(Data entries)
————————
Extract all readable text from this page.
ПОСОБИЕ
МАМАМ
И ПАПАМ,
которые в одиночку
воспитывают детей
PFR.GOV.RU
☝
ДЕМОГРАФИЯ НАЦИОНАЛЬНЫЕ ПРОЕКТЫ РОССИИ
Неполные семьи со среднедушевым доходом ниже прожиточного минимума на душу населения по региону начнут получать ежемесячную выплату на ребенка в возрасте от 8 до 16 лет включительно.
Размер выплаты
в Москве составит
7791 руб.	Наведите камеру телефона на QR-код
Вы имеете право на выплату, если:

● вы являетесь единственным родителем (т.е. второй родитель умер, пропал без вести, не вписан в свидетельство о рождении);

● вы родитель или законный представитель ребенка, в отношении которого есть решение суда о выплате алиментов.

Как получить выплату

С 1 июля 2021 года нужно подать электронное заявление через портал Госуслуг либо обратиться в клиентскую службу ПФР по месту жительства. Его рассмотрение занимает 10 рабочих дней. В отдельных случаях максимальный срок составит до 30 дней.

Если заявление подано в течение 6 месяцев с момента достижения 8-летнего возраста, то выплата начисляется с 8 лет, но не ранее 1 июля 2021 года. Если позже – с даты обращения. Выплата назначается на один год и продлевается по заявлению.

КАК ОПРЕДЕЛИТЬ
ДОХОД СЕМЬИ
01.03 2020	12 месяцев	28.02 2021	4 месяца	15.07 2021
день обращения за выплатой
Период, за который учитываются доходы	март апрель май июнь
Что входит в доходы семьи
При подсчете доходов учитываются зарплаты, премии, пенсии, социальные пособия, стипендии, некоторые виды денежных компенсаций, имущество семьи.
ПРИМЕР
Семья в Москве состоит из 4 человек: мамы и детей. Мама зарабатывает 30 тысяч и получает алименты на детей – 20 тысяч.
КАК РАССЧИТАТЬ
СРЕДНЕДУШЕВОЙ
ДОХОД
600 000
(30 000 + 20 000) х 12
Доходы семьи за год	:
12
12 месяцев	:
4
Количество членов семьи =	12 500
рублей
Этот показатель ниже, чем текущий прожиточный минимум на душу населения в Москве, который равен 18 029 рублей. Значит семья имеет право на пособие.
————————
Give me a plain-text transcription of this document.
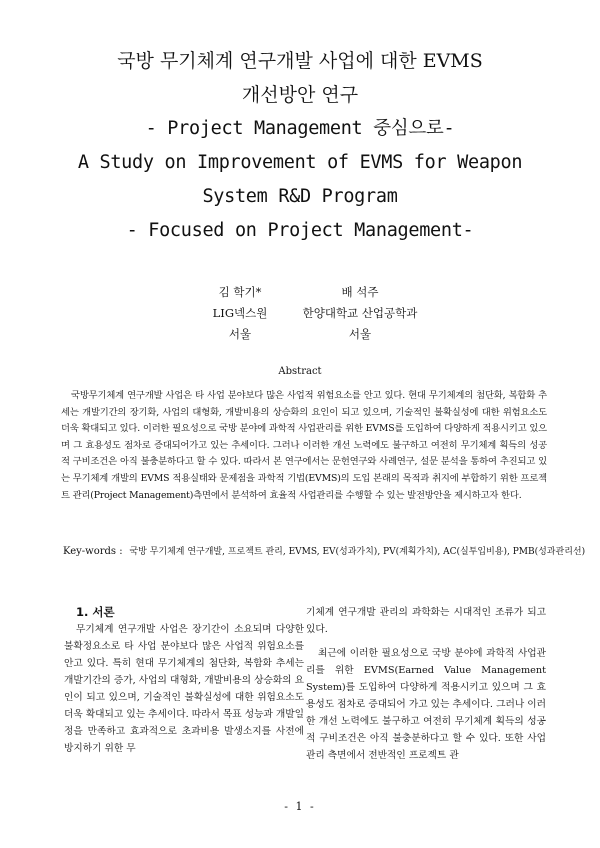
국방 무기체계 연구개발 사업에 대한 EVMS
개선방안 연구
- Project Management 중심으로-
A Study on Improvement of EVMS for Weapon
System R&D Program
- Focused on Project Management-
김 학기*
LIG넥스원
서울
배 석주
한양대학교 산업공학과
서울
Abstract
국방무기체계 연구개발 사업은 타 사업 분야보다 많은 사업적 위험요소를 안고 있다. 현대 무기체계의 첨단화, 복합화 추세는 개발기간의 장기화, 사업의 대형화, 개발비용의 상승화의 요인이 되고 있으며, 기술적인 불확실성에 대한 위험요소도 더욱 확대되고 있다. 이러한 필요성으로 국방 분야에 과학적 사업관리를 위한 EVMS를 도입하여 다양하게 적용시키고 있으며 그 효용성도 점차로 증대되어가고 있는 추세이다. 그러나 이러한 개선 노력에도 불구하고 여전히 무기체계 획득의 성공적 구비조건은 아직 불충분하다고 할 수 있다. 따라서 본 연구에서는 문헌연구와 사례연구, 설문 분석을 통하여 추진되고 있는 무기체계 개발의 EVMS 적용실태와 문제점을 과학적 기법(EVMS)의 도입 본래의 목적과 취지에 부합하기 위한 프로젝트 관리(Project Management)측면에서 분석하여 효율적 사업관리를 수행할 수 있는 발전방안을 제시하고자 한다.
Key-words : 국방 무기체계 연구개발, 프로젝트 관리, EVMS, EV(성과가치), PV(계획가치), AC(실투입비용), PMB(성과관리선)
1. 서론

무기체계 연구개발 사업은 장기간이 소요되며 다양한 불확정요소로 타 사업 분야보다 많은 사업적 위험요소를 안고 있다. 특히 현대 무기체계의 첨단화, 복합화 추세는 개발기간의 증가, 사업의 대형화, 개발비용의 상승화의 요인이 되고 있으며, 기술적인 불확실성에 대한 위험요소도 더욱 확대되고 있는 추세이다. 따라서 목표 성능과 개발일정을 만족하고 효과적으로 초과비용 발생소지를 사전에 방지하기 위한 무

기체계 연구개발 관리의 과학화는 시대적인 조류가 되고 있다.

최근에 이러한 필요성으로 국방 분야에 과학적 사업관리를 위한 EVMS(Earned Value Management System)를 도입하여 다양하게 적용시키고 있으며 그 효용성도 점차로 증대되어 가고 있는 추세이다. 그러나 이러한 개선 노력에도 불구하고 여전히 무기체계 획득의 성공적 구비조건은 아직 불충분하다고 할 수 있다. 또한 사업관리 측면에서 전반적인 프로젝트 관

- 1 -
————————
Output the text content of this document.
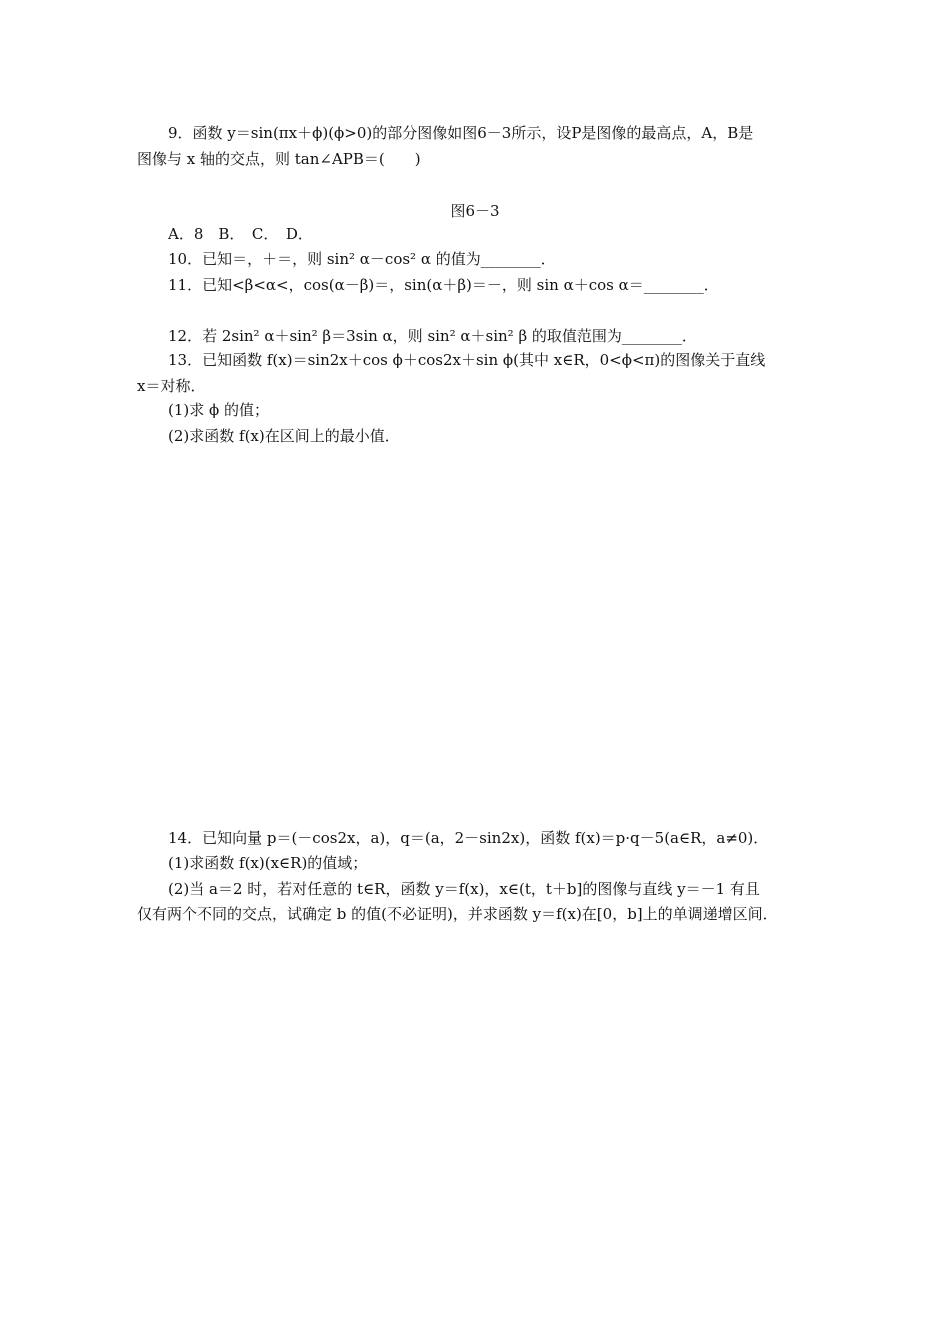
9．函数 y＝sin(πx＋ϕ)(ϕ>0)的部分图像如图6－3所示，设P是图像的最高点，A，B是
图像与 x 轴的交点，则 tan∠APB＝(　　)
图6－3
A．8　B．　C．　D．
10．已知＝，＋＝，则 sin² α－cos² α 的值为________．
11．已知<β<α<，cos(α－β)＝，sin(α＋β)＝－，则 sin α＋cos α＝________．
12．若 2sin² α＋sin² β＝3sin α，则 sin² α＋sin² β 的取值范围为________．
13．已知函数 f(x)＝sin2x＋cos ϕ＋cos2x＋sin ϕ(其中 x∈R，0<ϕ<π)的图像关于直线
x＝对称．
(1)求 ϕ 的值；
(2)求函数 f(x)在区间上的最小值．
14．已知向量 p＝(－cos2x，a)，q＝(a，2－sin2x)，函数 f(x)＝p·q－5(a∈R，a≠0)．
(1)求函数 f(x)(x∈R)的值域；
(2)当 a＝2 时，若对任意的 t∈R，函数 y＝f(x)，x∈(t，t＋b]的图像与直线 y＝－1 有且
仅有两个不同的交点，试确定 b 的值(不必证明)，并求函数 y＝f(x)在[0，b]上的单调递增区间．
————————
→ Work to complete: Look through the material above and pick out each line holding the word "측면에서".

→ Output for this exercise:
국방무기체계 연구개발 사업은 타 사업 분야보다 많은 사업적 위험요소를 안고 있다. 현대 무기체계의 첨단화, 복합화 추세는 개발기간의 장기화, 사업의 대형화, 개발비용의 상승화의 요인이 되고 있으며, 기술적인 불확실성에 대한 위험요소도 더욱 확대되고 있다. 이러한 필요성으로 국방 분야에 과학적 사업관리를 위한 EVMS를 도입하여 다양하게 적용시키고 있으며 그 효용성도 점차로 증대되어가고 있는 추세이다. 그러나 이러한 개선 노력에도 불구하고 여전히 무기체계 획득의 성공적 구비조건은 아직 불충분하다고 할 수 있다. 따라서 본 연구에서는 문헌연구와 사례연구, 설문 분석을 통하여 추진되고 있는 무기체계 개발의 EVMS 적용실태와 문제점을 과학적 기법(EVMS)의 도입 본래의 목적과 취지에 부합하기 위한 프로젝트 관리(Project Management)측면에서 분석하여 효율적 사업관리를 수행할 수 있는 발전방안을 제시하고자 한다.
최근에 이러한 필요성으로 국방 분야에 과학적 사업관리를 위한 EVMS(Earned Value Management System)를 도입하여 다양하게 적용시키고 있으며 그 효용성도 점차로 증대되어 가고 있는 추세이다. 그러나 이러한 개선 노력에도 불구하고 여전히 무기체계 획득의 성공적 구비조건은 아직 불충분하다고 할 수 있다. 또한 사업관리 측면에서 전반적인 프로젝트 관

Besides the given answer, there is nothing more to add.